▸ Challenge:
Return the listing below unchanged, minus its pictures.

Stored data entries
——————————

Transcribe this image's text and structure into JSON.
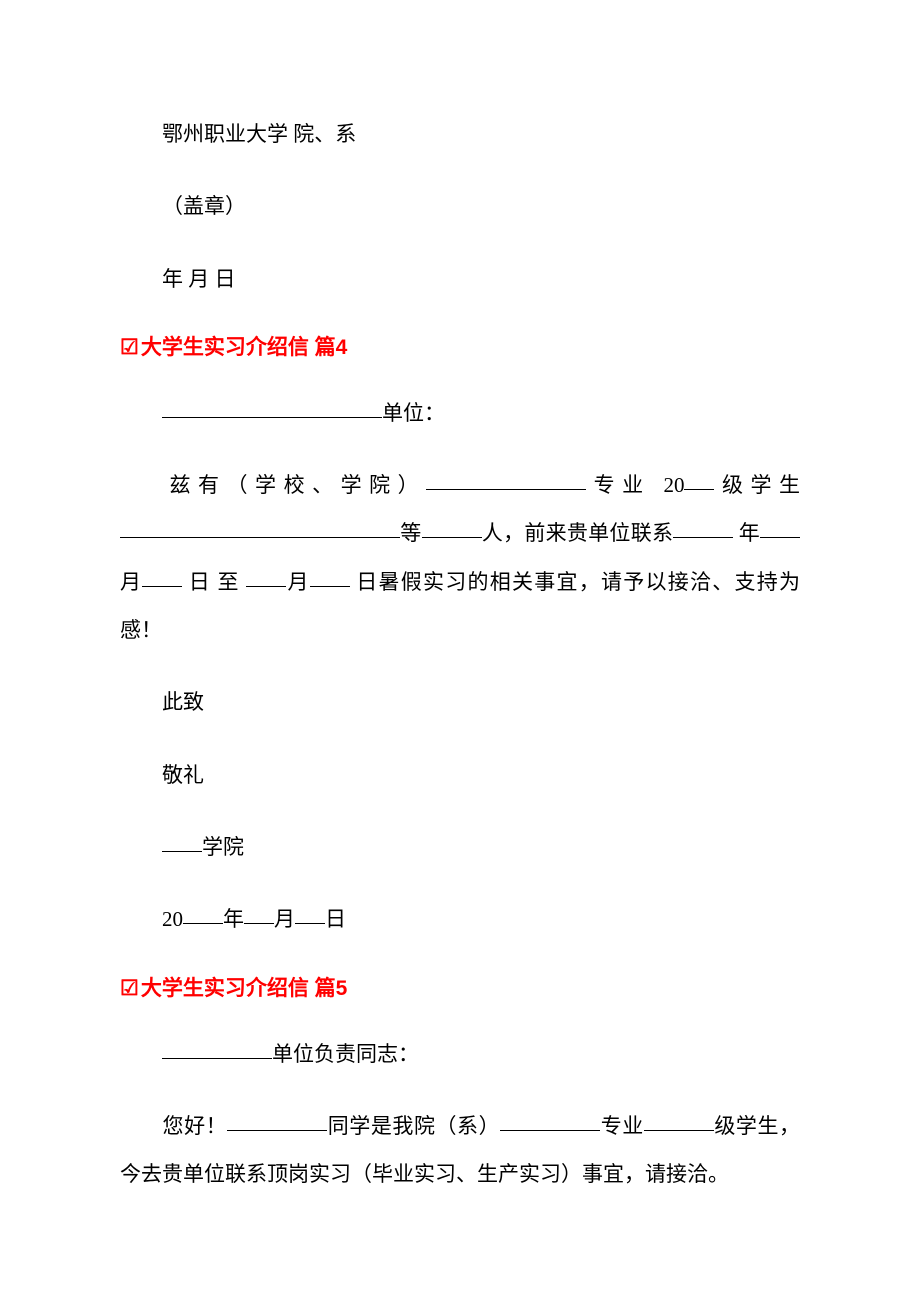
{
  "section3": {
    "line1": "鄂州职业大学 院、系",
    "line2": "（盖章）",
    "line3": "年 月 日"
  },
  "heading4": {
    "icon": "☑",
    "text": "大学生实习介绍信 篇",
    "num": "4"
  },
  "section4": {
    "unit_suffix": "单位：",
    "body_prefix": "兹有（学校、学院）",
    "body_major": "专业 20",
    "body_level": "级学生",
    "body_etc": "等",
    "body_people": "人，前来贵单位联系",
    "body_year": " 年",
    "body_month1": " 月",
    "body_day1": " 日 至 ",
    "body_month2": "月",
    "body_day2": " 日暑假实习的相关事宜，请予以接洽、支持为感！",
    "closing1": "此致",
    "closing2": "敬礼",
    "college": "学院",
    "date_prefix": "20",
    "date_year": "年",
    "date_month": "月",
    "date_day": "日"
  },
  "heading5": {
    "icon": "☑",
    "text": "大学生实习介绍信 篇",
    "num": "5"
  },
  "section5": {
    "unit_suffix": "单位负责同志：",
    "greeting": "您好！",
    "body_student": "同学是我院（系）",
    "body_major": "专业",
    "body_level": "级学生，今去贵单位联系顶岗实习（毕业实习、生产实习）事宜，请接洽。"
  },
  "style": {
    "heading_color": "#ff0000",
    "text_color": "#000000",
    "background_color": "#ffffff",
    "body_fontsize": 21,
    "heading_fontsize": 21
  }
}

——————————

▸ Result of the task:
Transcribe this image's text and structure into JSON.
{
  "section3": {
    "line1": "鄂州职业大学 院、系",
    "line2": "（盖章）",
    "line3": "年 月 日"
  },
  "heading4": {
    "icon": "☑",
    "text": "大学生实习介绍信 篇",
    "num": "4"
  },
  "section4": {
    "unit_suffix": "单位：",
    "body_prefix": "兹有（学校、学院）",
    "body_major": "专业 20",
    "body_level": "级学生",
    "body_etc": "等",
    "body_people": "人，前来贵单位联系",
    "body_year": " 年",
    "body_month1": " 月",
    "body_day1": " 日 至 ",
    "body_month2": "月",
    "body_day2": " 日暑假实习的相关事宜，请予以接洽、支持为感！",
    "closing1": "此致",
    "closing2": "敬礼",
    "college": "学院",
    "date_prefix": "20",
    "date_year": "年",
    "date_month": "月",
    "date_day": "日"
  },
  "heading5": {
    "icon": "☑",
    "text": "大学生实习介绍信 篇",
    "num": "5"
  },
  "section5": {
    "unit_suffix": "单位负责同志：",
    "greeting": "您好！",
    "body_student": "同学是我院（系）",
    "body_major": "专业",
    "body_level": "级学生，今去贵单位联系顶岗实习（毕业实习、生产实习）事宜，请接洽。"
  },
  "style": {
    "heading_color": "#ff0000",
    "text_color": "#000000",
    "background_color": "#ffffff",
    "body_fontsize": 21,
    "heading_fontsize": 21
  }
}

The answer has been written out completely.